*Dataset excerpts*:
□ □ □
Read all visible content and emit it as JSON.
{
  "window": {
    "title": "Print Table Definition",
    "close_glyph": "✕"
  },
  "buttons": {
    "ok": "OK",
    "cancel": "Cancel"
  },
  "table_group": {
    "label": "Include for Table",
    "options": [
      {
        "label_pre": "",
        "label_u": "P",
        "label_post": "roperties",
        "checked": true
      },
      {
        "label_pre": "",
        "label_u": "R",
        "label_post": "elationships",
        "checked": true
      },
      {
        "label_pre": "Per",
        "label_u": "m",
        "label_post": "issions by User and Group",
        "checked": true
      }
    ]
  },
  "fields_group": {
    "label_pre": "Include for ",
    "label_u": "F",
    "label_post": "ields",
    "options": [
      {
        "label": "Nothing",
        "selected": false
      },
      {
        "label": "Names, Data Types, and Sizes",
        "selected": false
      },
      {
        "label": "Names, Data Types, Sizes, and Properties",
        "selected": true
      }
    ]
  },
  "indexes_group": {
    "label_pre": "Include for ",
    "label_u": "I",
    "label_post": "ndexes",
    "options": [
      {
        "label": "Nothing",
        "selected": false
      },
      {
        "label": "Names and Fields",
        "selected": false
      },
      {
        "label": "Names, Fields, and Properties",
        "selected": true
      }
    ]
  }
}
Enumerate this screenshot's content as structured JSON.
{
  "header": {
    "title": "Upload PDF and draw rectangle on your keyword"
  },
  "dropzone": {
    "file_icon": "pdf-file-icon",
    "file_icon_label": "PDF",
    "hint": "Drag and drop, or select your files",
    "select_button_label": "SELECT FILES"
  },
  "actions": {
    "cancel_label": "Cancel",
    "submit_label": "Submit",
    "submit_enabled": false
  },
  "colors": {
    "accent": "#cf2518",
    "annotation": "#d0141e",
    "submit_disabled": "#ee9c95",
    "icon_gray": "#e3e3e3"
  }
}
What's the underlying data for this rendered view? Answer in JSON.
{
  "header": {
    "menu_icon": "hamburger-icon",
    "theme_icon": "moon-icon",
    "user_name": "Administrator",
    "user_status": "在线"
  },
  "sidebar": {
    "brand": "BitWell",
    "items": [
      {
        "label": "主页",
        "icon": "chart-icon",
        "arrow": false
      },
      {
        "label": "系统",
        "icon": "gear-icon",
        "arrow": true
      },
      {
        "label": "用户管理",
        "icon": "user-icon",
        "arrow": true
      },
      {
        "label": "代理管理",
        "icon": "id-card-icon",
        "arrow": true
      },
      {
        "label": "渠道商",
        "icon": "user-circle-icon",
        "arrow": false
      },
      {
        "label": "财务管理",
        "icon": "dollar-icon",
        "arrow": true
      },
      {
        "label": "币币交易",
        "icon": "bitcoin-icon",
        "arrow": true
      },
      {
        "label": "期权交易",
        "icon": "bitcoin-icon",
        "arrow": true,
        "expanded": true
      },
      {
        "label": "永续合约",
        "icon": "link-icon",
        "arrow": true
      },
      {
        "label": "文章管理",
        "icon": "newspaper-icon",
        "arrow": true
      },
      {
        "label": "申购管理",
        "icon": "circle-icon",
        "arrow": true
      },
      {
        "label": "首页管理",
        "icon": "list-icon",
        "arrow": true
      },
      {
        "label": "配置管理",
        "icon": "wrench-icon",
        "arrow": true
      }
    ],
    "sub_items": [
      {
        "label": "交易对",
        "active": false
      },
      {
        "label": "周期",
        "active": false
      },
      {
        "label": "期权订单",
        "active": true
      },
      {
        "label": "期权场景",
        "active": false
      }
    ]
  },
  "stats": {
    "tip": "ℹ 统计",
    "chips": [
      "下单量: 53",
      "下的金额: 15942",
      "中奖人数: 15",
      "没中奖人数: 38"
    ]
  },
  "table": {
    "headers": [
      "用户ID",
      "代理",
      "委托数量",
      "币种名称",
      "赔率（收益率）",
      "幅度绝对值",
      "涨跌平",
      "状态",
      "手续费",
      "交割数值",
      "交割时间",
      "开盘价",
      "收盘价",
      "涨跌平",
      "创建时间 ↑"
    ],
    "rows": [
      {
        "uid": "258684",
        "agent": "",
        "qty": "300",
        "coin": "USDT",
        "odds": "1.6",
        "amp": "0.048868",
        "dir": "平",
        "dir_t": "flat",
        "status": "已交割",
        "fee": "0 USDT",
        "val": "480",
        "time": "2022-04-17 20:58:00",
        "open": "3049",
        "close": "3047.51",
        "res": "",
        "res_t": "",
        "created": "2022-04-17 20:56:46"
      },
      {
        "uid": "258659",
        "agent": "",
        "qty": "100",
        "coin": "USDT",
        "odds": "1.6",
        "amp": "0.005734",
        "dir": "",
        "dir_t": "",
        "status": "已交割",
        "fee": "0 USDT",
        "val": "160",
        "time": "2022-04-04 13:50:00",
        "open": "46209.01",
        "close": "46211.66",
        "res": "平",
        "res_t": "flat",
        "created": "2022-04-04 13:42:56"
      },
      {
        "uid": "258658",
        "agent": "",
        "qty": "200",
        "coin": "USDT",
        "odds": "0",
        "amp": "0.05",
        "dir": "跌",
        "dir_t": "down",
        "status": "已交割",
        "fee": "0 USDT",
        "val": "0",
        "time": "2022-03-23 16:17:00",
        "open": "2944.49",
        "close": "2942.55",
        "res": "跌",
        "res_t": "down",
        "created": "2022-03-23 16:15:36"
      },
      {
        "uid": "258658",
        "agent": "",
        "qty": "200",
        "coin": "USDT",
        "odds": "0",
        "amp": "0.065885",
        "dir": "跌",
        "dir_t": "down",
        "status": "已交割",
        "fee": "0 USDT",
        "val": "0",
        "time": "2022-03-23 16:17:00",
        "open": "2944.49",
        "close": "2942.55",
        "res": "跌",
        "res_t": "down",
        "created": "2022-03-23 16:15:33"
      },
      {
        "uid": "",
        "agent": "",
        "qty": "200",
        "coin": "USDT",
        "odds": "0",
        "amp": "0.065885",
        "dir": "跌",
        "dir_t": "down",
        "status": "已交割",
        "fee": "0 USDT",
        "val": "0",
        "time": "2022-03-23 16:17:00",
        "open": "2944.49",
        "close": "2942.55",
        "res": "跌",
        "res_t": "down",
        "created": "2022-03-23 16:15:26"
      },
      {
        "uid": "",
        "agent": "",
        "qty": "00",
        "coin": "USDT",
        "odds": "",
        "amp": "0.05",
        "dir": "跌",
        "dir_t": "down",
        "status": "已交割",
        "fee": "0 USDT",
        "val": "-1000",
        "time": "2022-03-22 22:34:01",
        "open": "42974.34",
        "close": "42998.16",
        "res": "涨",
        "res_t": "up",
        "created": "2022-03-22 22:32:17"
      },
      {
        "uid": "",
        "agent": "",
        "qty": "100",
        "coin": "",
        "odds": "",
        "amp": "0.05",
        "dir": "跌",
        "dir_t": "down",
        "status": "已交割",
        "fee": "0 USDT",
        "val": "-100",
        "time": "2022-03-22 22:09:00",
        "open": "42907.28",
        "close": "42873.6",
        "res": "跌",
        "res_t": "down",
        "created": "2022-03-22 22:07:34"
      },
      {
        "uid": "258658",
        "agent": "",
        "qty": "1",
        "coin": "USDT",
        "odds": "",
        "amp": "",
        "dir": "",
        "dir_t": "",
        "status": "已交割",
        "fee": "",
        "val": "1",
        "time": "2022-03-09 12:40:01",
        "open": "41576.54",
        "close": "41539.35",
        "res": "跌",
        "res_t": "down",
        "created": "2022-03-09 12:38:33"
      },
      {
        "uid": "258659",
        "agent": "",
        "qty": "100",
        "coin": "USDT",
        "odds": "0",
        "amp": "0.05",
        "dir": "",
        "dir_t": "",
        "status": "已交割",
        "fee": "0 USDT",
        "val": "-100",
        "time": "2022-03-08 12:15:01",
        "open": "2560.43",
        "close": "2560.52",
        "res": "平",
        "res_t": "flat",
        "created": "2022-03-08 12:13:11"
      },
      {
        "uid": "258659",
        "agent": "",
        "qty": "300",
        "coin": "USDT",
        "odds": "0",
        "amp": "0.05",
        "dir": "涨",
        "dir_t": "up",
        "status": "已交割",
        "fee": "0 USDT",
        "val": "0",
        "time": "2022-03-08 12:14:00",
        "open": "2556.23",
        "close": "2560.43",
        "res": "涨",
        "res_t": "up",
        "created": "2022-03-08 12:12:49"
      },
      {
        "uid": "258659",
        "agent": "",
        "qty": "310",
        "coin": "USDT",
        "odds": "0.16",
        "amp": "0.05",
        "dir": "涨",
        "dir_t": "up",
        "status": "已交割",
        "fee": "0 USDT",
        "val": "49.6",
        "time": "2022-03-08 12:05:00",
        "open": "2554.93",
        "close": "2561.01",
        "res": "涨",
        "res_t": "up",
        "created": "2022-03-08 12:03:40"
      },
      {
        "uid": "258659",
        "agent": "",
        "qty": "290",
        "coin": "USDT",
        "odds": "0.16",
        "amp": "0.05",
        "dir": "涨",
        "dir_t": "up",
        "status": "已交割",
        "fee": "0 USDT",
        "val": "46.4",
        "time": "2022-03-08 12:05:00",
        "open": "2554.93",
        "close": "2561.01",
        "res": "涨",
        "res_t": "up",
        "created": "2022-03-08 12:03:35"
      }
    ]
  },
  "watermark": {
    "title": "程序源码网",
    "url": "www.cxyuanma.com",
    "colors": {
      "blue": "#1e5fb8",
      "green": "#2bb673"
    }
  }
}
□ □ □
*Brief*:
Check each line of the records above for "open", and copy those that have it.

*Result below*:
        "open": "3049",
        "open": "46209.01",
        "open": "2944.49",
        "open": "2944.49",
        "open": "2944.49",
        "open": "42974.34",
        "open": "42907.28",
        "open": "41576.54",
        "open": "2560.43",
        "open": "2556.23",
        "open": "2554.93",
        "open": "2554.93",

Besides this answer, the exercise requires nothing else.